** start Given information **

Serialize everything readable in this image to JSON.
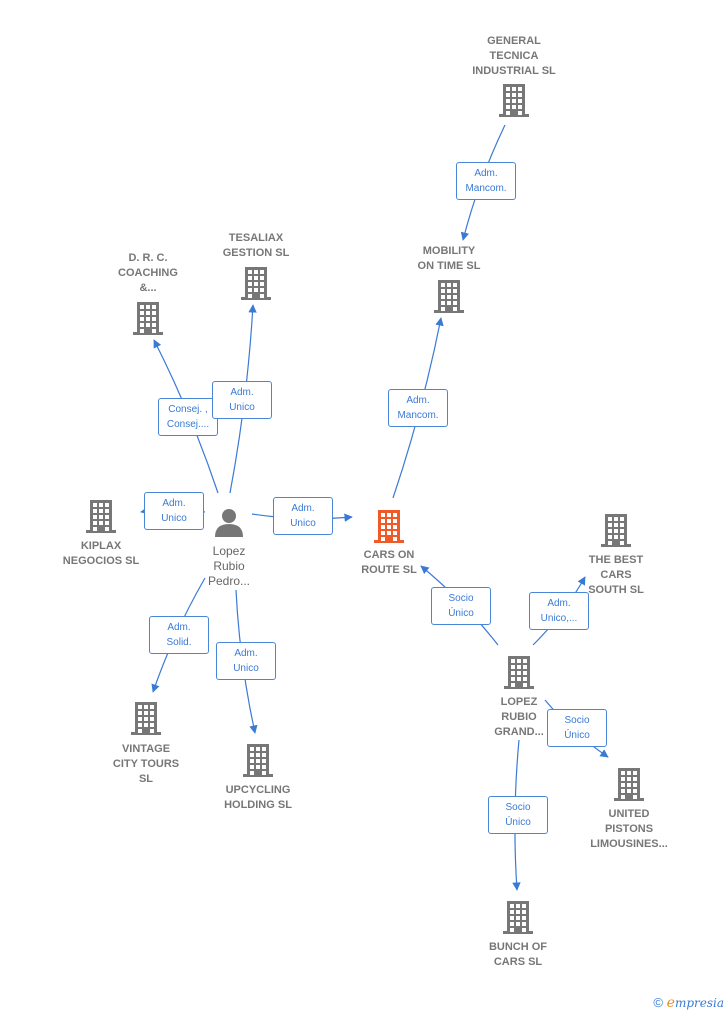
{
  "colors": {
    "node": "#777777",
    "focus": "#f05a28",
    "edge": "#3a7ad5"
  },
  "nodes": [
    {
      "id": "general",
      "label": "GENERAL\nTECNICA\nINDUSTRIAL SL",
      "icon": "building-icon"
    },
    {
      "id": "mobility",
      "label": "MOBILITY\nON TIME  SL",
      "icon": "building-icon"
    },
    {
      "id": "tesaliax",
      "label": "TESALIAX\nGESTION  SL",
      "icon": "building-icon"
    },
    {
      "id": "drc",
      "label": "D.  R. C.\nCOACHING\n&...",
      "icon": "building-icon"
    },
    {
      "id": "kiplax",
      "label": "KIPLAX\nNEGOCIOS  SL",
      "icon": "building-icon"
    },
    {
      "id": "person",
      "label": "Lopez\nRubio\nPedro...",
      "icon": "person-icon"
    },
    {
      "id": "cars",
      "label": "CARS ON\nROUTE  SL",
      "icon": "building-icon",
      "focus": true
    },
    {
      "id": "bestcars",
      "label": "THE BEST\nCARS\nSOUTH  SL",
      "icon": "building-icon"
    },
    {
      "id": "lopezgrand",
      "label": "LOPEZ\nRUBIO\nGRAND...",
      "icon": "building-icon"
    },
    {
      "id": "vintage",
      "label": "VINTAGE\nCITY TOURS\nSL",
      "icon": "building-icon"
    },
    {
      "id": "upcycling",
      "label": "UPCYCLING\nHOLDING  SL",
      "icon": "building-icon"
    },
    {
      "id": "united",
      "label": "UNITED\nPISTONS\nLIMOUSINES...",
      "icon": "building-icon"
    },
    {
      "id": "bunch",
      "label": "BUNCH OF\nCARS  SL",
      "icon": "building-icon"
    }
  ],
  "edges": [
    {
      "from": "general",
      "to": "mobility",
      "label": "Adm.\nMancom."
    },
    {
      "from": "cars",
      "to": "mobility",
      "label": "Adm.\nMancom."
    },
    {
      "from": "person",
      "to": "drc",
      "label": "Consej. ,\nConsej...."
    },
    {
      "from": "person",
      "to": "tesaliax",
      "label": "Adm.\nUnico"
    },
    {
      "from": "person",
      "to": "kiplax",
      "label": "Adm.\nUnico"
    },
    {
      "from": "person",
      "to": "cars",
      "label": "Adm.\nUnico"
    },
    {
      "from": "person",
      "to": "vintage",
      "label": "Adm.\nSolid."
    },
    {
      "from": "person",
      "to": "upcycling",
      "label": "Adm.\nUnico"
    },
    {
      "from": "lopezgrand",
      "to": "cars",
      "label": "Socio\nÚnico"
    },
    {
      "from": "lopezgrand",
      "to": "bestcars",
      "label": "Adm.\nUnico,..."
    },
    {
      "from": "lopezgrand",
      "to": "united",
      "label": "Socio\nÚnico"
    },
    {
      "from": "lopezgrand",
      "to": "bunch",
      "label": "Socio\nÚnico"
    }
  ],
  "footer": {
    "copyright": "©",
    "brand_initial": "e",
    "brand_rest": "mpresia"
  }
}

** end Given information **

#### What this task involves
Set the listing down in full and exactly. Pictures within it should not appear in the copy.

#### Answer to this exercise
Serialize everything readable in this image to JSON.
{
  "colors": {
    "node": "#777777",
    "focus": "#f05a28",
    "edge": "#3a7ad5"
  },
  "nodes": [
    {
      "id": "general",
      "label": "GENERAL\nTECNICA\nINDUSTRIAL SL",
      "icon": "building-icon"
    },
    {
      "id": "mobility",
      "label": "MOBILITY\nON TIME  SL",
      "icon": "building-icon"
    },
    {
      "id": "tesaliax",
      "label": "TESALIAX\nGESTION  SL",
      "icon": "building-icon"
    },
    {
      "id": "drc",
      "label": "D.  R. C.\nCOACHING\n&...",
      "icon": "building-icon"
    },
    {
      "id": "kiplax",
      "label": "KIPLAX\nNEGOCIOS  SL",
      "icon": "building-icon"
    },
    {
      "id": "person",
      "label": "Lopez\nRubio\nPedro...",
      "icon": "person-icon"
    },
    {
      "id": "cars",
      "label": "CARS ON\nROUTE  SL",
      "icon": "building-icon",
      "focus": true
    },
    {
      "id": "bestcars",
      "label": "THE BEST\nCARS\nSOUTH  SL",
      "icon": "building-icon"
    },
    {
      "id": "lopezgrand",
      "label": "LOPEZ\nRUBIO\nGRAND...",
      "icon": "building-icon"
    },
    {
      "id": "vintage",
      "label": "VINTAGE\nCITY TOURS\nSL",
      "icon": "building-icon"
    },
    {
      "id": "upcycling",
      "label": "UPCYCLING\nHOLDING  SL",
      "icon": "building-icon"
    },
    {
      "id": "united",
      "label": "UNITED\nPISTONS\nLIMOUSINES...",
      "icon": "building-icon"
    },
    {
      "id": "bunch",
      "label": "BUNCH OF\nCARS  SL",
      "icon": "building-icon"
    }
  ],
  "edges": [
    {
      "from": "general",
      "to": "mobility",
      "label": "Adm.\nMancom."
    },
    {
      "from": "cars",
      "to": "mobility",
      "label": "Adm.\nMancom."
    },
    {
      "from": "person",
      "to": "drc",
      "label": "Consej. ,\nConsej...."
    },
    {
      "from": "person",
      "to": "tesaliax",
      "label": "Adm.\nUnico"
    },
    {
      "from": "person",
      "to": "kiplax",
      "label": "Adm.\nUnico"
    },
    {
      "from": "person",
      "to": "cars",
      "label": "Adm.\nUnico"
    },
    {
      "from": "person",
      "to": "vintage",
      "label": "Adm.\nSolid."
    },
    {
      "from": "person",
      "to": "upcycling",
      "label": "Adm.\nUnico"
    },
    {
      "from": "lopezgrand",
      "to": "cars",
      "label": "Socio\nÚnico"
    },
    {
      "from": "lopezgrand",
      "to": "bestcars",
      "label": "Adm.\nUnico,..."
    },
    {
      "from": "lopezgrand",
      "to": "united",
      "label": "Socio\nÚnico"
    },
    {
      "from": "lopezgrand",
      "to": "bunch",
      "label": "Socio\nÚnico"
    }
  ],
  "footer": {
    "copyright": "©",
    "brand_initial": "e",
    "brand_rest": "mpresia"
  }
}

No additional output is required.